*PROMPT*. All records below are to be repeated exactly, with the pictures left out.

*SOURCE DATA*.

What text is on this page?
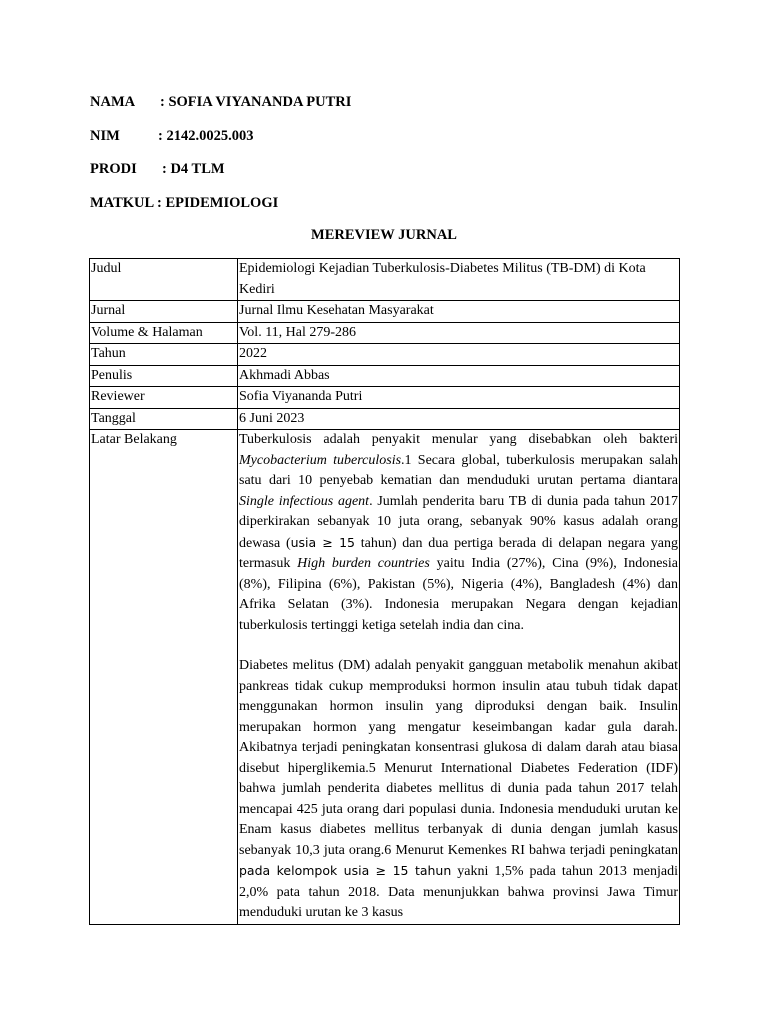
NAMA : SOFIA VIYANANDA PUTRI
NIM	: 2142.0025.003
PRODI : D4 TLM
MATKUL : EPIDEMIOLOGI
MEREVIEW JURNAL
Judul	Epidemiologi Kejadian Tuberkulosis-Diabetes Militus (TB-DM) di Kota Kediri
Jurnal	Jurnal Ilmu Kesehatan Masyarakat
Volume & Halaman	Vol. 11, Hal 279-286
Tahun	2022
Penulis	Akhmadi Abbas
Reviewer	Sofia Viyananda Putri
Tanggal	6 Juni 2023
Latar Belakang	Tuberkulosis adalah penyakit menular yang disebabkan oleh bakteri Mycobacterium tuberculosis.1 Secara global, tuberkulosis merupakan salah satu dari 10 penyebab kematian dan menduduki urutan pertama diantara Single infectious agent. Jumlah penderita baru TB di dunia pada tahun 2017 diperkirakan sebanyak 10 juta orang, sebanyak 90% kasus adalah orang dewasa (usia ≥ 15 tahun) dan dua pertiga berada di delapan negara yang termasuk High burden countries yaitu India (27%), Cina (9%), Indonesia (8%), Filipina (6%), Pakistan (5%), Nigeria (4%), Bangladesh (4%) dan Afrika Selatan (3%). Indonesia merupakan Negara dengan kejadian tuberkulosis tertinggi ketiga setelah india dan cina.

Diabetes melitus (DM) adalah penyakit gangguan metabolik menahun akibat pankreas tidak cukup memproduksi hormon insulin atau tubuh tidak dapat menggunakan hormon insulin yang diproduksi dengan baik. Insulin merupakan hormon yang mengatur keseimbangan kadar gula darah. Akibatnya terjadi peningkatan konsentrasi glukosa di dalam darah atau biasa disebut hiperglikemia.5 Menurut International Diabetes Federation (IDF) bahwa jumlah penderita diabetes mellitus di dunia pada tahun 2017 telah mencapai 425 juta orang dari populasi dunia. Indonesia menduduki urutan ke Enam kasus diabetes mellitus terbanyak di dunia dengan jumlah kasus sebanyak 10,3 juta orang.6 Menurut Kemenkes RI bahwa terjadi peningkatan pada kelompok usia ≥ 15 tahun yakni 1,5% pada tahun 2013 menjadi 2,0% pata tahun 2018. Data menunjukkan bahwa provinsi Jawa Timur menduduki urutan ke 3 kasus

*REPLY TO THE EXERCISE*.
What text is on this page?
NAMA : SOFIA VIYANANDA PUTRI
NIM	: 2142.0025.003
PRODI : D4 TLM
MATKUL : EPIDEMIOLOGI
MEREVIEW JURNAL
Judul	Epidemiologi Kejadian Tuberkulosis-Diabetes Militus (TB-DM) di Kota Kediri
Jurnal	Jurnal Ilmu Kesehatan Masyarakat
Volume & Halaman	Vol. 11, Hal 279-286
Tahun	2022
Penulis	Akhmadi Abbas
Reviewer	Sofia Viyananda Putri
Tanggal	6 Juni 2023
Latar Belakang	Tuberkulosis adalah penyakit menular yang disebabkan oleh bakteri Mycobacterium tuberculosis.1 Secara global, tuberkulosis merupakan salah satu dari 10 penyebab kematian dan menduduki urutan pertama diantara Single infectious agent. Jumlah penderita baru TB di dunia pada tahun 2017 diperkirakan sebanyak 10 juta orang, sebanyak 90% kasus adalah orang dewasa (usia ≥ 15 tahun) dan dua pertiga berada di delapan negara yang termasuk High burden countries yaitu India (27%), Cina (9%), Indonesia (8%), Filipina (6%), Pakistan (5%), Nigeria (4%), Bangladesh (4%) dan Afrika Selatan (3%). Indonesia merupakan Negara dengan kejadian tuberkulosis tertinggi ketiga setelah india dan cina.

Diabetes melitus (DM) adalah penyakit gangguan metabolik menahun akibat pankreas tidak cukup memproduksi hormon insulin atau tubuh tidak dapat menggunakan hormon insulin yang diproduksi dengan baik. Insulin merupakan hormon yang mengatur keseimbangan kadar gula darah. Akibatnya terjadi peningkatan konsentrasi glukosa di dalam darah atau biasa disebut hiperglikemia.5 Menurut International Diabetes Federation (IDF) bahwa jumlah penderita diabetes mellitus di dunia pada tahun 2017 telah mencapai 425 juta orang dari populasi dunia. Indonesia menduduki urutan ke Enam kasus diabetes mellitus terbanyak di dunia dengan jumlah kasus sebanyak 10,3 juta orang.6 Menurut Kemenkes RI bahwa terjadi peningkatan pada kelompok usia ≥ 15 tahun yakni 1,5% pada tahun 2013 menjadi 2,0% pata tahun 2018. Data menunjukkan bahwa provinsi Jawa Timur menduduki urutan ke 3 kasus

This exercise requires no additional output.